The records below must be output exactly, without pictures.

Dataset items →

»»

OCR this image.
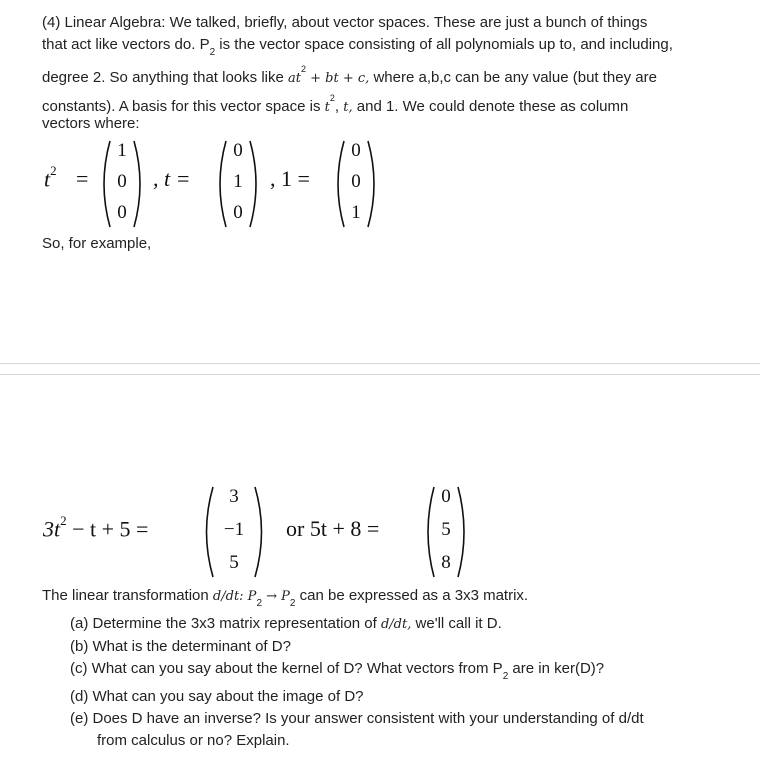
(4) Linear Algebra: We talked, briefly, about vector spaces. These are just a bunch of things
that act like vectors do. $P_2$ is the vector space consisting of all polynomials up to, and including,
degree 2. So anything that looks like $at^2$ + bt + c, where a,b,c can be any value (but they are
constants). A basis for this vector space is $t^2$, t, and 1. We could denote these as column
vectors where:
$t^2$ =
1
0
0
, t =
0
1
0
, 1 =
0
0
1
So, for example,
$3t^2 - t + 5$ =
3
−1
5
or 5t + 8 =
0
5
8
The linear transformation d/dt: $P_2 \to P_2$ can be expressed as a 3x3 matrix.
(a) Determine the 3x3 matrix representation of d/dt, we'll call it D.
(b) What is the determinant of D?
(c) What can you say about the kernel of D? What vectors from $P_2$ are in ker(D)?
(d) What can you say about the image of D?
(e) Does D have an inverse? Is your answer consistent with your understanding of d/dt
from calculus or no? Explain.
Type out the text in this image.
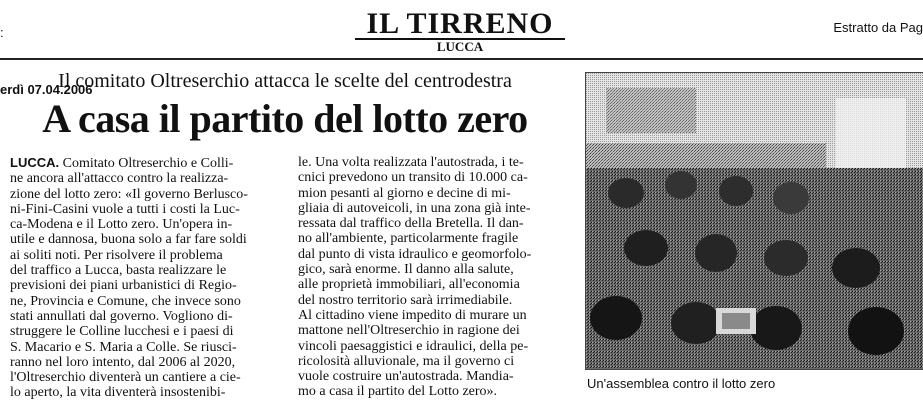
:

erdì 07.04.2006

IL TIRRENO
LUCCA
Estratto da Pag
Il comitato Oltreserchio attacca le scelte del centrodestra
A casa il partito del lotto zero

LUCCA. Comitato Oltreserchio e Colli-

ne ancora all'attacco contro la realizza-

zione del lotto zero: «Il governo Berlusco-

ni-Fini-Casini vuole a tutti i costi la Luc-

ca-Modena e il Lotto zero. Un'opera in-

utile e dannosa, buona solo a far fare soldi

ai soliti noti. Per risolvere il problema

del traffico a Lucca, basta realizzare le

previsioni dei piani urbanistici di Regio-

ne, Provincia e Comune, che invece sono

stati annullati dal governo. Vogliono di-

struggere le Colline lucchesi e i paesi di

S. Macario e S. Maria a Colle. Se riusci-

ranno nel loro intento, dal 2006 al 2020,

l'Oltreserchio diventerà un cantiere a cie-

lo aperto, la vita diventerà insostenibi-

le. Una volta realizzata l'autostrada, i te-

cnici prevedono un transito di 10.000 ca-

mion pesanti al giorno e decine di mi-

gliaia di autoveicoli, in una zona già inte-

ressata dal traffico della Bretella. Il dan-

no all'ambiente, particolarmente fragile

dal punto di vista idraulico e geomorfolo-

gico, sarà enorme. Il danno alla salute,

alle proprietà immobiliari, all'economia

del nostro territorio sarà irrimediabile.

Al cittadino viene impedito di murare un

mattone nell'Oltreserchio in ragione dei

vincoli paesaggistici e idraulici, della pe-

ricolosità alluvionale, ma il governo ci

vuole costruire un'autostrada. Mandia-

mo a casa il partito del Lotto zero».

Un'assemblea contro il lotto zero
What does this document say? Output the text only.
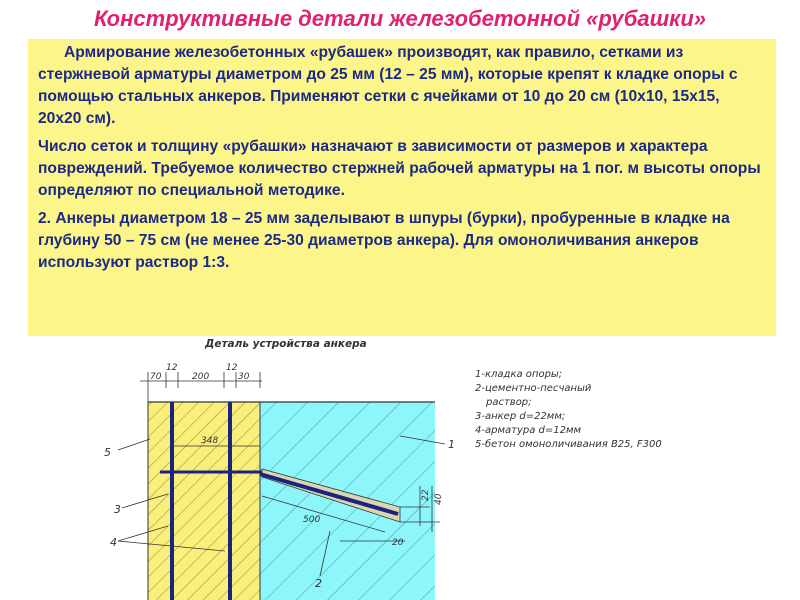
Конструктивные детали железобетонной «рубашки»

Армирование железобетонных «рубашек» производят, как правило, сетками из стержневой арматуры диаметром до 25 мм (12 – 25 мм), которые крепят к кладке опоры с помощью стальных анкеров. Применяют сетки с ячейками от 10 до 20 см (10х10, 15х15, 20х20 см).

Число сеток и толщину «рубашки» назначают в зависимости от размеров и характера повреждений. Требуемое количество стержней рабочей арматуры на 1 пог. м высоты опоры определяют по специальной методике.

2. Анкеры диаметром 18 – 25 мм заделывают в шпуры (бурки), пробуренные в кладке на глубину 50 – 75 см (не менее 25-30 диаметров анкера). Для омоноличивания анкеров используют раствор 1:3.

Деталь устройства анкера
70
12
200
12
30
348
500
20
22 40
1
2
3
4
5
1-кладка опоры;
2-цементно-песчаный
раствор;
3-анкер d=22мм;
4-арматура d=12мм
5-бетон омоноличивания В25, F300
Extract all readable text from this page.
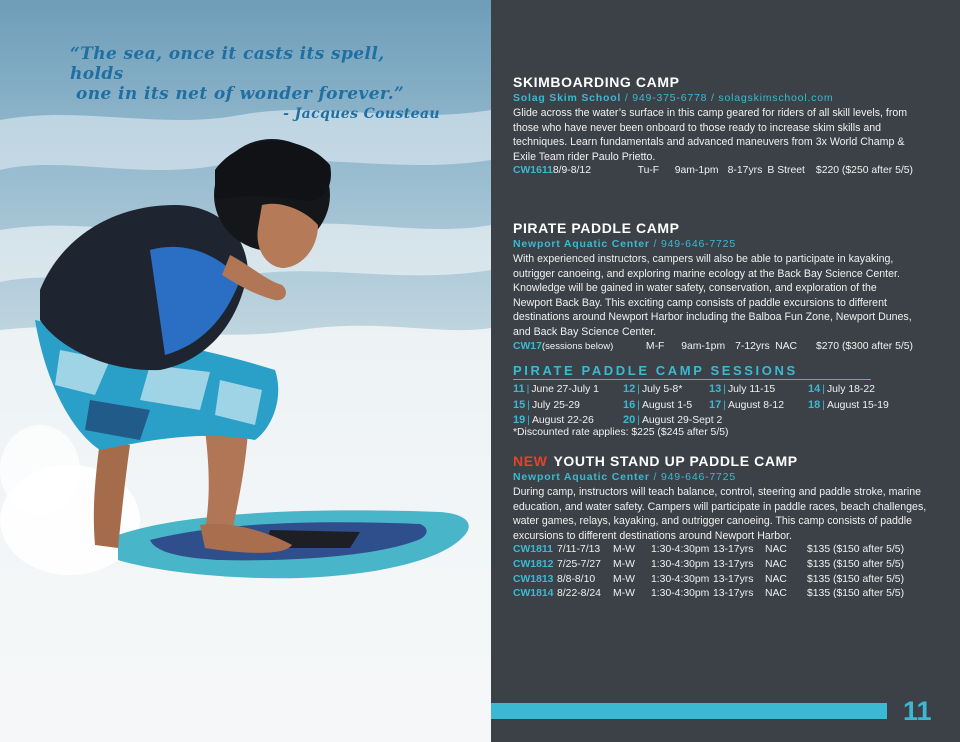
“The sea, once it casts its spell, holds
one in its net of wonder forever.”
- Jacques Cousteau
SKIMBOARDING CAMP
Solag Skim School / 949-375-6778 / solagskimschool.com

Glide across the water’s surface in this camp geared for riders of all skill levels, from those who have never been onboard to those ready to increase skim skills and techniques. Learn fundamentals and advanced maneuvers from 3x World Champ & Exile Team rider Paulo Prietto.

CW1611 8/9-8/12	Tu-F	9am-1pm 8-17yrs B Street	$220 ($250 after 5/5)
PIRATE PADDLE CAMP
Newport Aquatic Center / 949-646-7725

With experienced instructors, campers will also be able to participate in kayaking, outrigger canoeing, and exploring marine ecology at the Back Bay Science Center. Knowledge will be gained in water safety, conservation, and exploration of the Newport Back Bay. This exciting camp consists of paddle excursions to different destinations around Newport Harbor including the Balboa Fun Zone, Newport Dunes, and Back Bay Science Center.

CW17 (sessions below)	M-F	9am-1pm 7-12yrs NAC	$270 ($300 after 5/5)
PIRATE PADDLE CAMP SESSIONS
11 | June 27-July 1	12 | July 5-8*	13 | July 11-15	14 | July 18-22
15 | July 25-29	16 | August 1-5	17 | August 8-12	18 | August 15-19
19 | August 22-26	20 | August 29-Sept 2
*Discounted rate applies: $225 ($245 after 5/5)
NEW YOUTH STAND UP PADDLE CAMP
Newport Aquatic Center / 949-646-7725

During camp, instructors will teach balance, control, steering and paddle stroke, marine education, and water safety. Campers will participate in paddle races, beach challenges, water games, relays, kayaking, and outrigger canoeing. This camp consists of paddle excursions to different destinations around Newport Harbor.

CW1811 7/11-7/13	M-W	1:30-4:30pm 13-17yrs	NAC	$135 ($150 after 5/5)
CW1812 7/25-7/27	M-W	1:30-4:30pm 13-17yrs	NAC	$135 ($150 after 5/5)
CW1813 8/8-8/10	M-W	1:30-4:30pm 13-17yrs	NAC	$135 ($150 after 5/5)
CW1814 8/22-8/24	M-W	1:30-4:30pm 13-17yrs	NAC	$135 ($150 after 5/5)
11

««

ANSWER TO THE EXERCISE →
OCR this image.
(4) Linear Algebra: We talked, briefly, about vector spaces. These are just a bunch of things
that act like vectors do. $P_2$ is the vector space consisting of all polynomials up to, and including,
degree 2. So anything that looks like $at^2$ + bt + c, where a,b,c can be any value (but they are
constants). A basis for this vector space is $t^2$, t, and 1. We could denote these as column
vectors where:
$t^2$ =
1
0
0
, t =
0
1
0
, 1 =
0
0
1
So, for example,
$3t^2 - t + 5$ =
3
−1
5
or 5t + 8 =
0
5
8
The linear transformation d/dt: $P_2 \to P_2$ can be expressed as a 3x3 matrix.
(a) Determine the 3x3 matrix representation of d/dt, we'll call it D.
(b) What is the determinant of D?
(c) What can you say about the kernel of D? What vectors from $P_2$ are in ker(D)?
(d) What can you say about the image of D?
(e) Does D have an inverse? Is your answer consistent with your understanding of d/dt
from calculus or no? Explain.
Type out the text in this image.
:

erdì 07.04.2006

IL TIRRENO
LUCCA
Estratto da Pag
Il comitato Oltreserchio attacca le scelte del centrodestra
A casa il partito del lotto zero

LUCCA. Comitato Oltreserchio e Colli-

ne ancora all'attacco contro la realizza-

zione del lotto zero: «Il governo Berlusco-

ni-Fini-Casini vuole a tutti i costi la Luc-

ca-Modena e il Lotto zero. Un'opera in-

utile e dannosa, buona solo a far fare soldi

ai soliti noti. Per risolvere il problema

del traffico a Lucca, basta realizzare le

previsioni dei piani urbanistici di Regio-

ne, Provincia e Comune, che invece sono

stati annullati dal governo. Vogliono di-

struggere le Colline lucchesi e i paesi di

S. Macario e S. Maria a Colle. Se riusci-

ranno nel loro intento, dal 2006 al 2020,

l'Oltreserchio diventerà un cantiere a cie-

lo aperto, la vita diventerà insostenibi-

le. Una volta realizzata l'autostrada, i te-

cnici prevedono un transito di 10.000 ca-

mion pesanti al giorno e decine di mi-

gliaia di autoveicoli, in una zona già inte-

ressata dal traffico della Bretella. Il dan-

no all'ambiente, particolarmente fragile

dal punto di vista idraulico e geomorfolo-

gico, sarà enorme. Il danno alla salute,

alle proprietà immobiliari, all'economia

del nostro territorio sarà irrimediabile.

Al cittadino viene impedito di murare un

mattone nell'Oltreserchio in ragione dei

vincoli paesaggistici e idraulici, della pe-

ricolosità alluvionale, ma il governo ci

vuole costruire un'autostrada. Mandia-

mo a casa il partito del Lotto zero».

Un'assemblea contro il lotto zero
What does this document say? Output the text only.
Конструктивные детали железобетонной «рубашки»

Армирование железобетонных «рубашек» производят, как правило, сетками из стержневой арматуры диаметром до 25 мм (12 – 25 мм), которые крепят к кладке опоры с помощью стальных анкеров. Применяют сетки с ячейками от 10 до 20 см (10х10, 15х15, 20х20 см).

Число сеток и толщину «рубашки» назначают в зависимости от размеров и характера повреждений. Требуемое количество стержней рабочей арматуры на 1 пог. м высоты опоры определяют по специальной методике.

2. Анкеры диаметром 18 – 25 мм заделывают в шпуры (бурки), пробуренные в кладке на глубину 50 – 75 см (не менее 25-30 диаметров анкера). Для омоноличивания анкеров используют раствор 1:3.

Деталь устройства анкера
70
12
200
12
30
348
500
20
22 40
1
2
3
4
5
1-кладка опоры;
2-цементно-песчаный
раствор;
3-анкер d=22мм;
4-арматура d=12мм
5-бетон омоноличивания В25, F300
Extract all readable text from this page.
“The sea, once it casts its spell, holds
one in its net of wonder forever.”
- Jacques Cousteau
SKIMBOARDING CAMP
Solag Skim School / 949-375-6778 / solagskimschool.com

Glide across the water’s surface in this camp geared for riders of all skill levels, from those who have never been onboard to those ready to increase skim skills and techniques. Learn fundamentals and advanced maneuvers from 3x World Champ & Exile Team rider Paulo Prietto.

CW1611 8/9-8/12	Tu-F	9am-1pm 8-17yrs B Street	$220 ($250 after 5/5)
PIRATE PADDLE CAMP
Newport Aquatic Center / 949-646-7725

With experienced instructors, campers will also be able to participate in kayaking, outrigger canoeing, and exploring marine ecology at the Back Bay Science Center. Knowledge will be gained in water safety, conservation, and exploration of the Newport Back Bay. This exciting camp consists of paddle excursions to different destinations around Newport Harbor including the Balboa Fun Zone, Newport Dunes, and Back Bay Science Center.

CW17 (sessions below)	M-F	9am-1pm 7-12yrs NAC	$270 ($300 after 5/5)
PIRATE PADDLE CAMP SESSIONS
11 | June 27-July 1	12 | July 5-8*	13 | July 11-15	14 | July 18-22
15 | July 25-29	16 | August 1-5	17 | August 8-12	18 | August 15-19
19 | August 22-26	20 | August 29-Sept 2
*Discounted rate applies: $225 ($245 after 5/5)
NEW YOUTH STAND UP PADDLE CAMP
Newport Aquatic Center / 949-646-7725

During camp, instructors will teach balance, control, steering and paddle stroke, marine education, and water safety. Campers will participate in paddle races, beach challenges, water games, relays, kayaking, and outrigger canoeing. This camp consists of paddle excursions to different destinations around Newport Harbor.

CW1811 7/11-7/13	M-W	1:30-4:30pm 13-17yrs	NAC	$135 ($150 after 5/5)
CW1812 7/25-7/27	M-W	1:30-4:30pm 13-17yrs	NAC	$135 ($150 after 5/5)
CW1813 8/8-8/10	M-W	1:30-4:30pm 13-17yrs	NAC	$135 ($150 after 5/5)
CW1814 8/22-8/24	M-W	1:30-4:30pm 13-17yrs	NAC	$135 ($150 after 5/5)
11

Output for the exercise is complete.